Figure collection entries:

########################################

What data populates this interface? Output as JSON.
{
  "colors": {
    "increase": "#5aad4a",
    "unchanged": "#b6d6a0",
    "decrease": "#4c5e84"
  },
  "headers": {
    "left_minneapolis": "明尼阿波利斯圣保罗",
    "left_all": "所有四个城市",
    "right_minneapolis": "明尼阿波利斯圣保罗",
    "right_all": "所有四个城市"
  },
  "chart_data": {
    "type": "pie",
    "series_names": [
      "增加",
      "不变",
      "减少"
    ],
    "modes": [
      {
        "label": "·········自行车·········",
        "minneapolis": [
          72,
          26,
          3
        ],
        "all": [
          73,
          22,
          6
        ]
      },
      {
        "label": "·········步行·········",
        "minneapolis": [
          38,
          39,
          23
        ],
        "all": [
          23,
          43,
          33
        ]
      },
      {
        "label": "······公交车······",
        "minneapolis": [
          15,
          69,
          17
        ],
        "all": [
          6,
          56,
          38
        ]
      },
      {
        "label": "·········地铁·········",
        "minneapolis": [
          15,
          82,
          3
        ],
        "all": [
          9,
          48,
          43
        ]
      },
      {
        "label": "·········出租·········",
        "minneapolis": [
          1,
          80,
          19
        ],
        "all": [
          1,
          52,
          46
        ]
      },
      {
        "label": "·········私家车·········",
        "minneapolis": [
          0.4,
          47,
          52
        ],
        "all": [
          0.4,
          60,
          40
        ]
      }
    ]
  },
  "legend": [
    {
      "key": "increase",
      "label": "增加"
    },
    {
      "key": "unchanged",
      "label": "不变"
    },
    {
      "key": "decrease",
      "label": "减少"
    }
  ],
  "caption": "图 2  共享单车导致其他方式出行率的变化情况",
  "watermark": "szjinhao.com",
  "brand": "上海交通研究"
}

########################################

• [TASK DIRECTIONS]:
Produce an exact copy of every entry above.

• [SOLUTION]:
What data populates this interface? Output as JSON.
{
  "colors": {
    "increase": "#5aad4a",
    "unchanged": "#b6d6a0",
    "decrease": "#4c5e84"
  },
  "headers": {
    "left_minneapolis": "明尼阿波利斯圣保罗",
    "left_all": "所有四个城市",
    "right_minneapolis": "明尼阿波利斯圣保罗",
    "right_all": "所有四个城市"
  },
  "chart_data": {
    "type": "pie",
    "series_names": [
      "增加",
      "不变",
      "减少"
    ],
    "modes": [
      {
        "label": "·········自行车·········",
        "minneapolis": [
          72,
          26,
          3
        ],
        "all": [
          73,
          22,
          6
        ]
      },
      {
        "label": "·········步行·········",
        "minneapolis": [
          38,
          39,
          23
        ],
        "all": [
          23,
          43,
          33
        ]
      },
      {
        "label": "······公交车······",
        "minneapolis": [
          15,
          69,
          17
        ],
        "all": [
          6,
          56,
          38
        ]
      },
      {
        "label": "·········地铁·········",
        "minneapolis": [
          15,
          82,
          3
        ],
        "all": [
          9,
          48,
          43
        ]
      },
      {
        "label": "·········出租·········",
        "minneapolis": [
          1,
          80,
          19
        ],
        "all": [
          1,
          52,
          46
        ]
      },
      {
        "label": "·········私家车·········",
        "minneapolis": [
          0.4,
          47,
          52
        ],
        "all": [
          0.4,
          60,
          40
        ]
      }
    ]
  },
  "legend": [
    {
      "key": "increase",
      "label": "增加"
    },
    {
      "key": "unchanged",
      "label": "不变"
    },
    {
      "key": "decrease",
      "label": "减少"
    }
  ],
  "caption": "图 2  共享单车导致其他方式出行率的变化情况",
  "watermark": "szjinhao.com",
  "brand": "上海交通研究"
}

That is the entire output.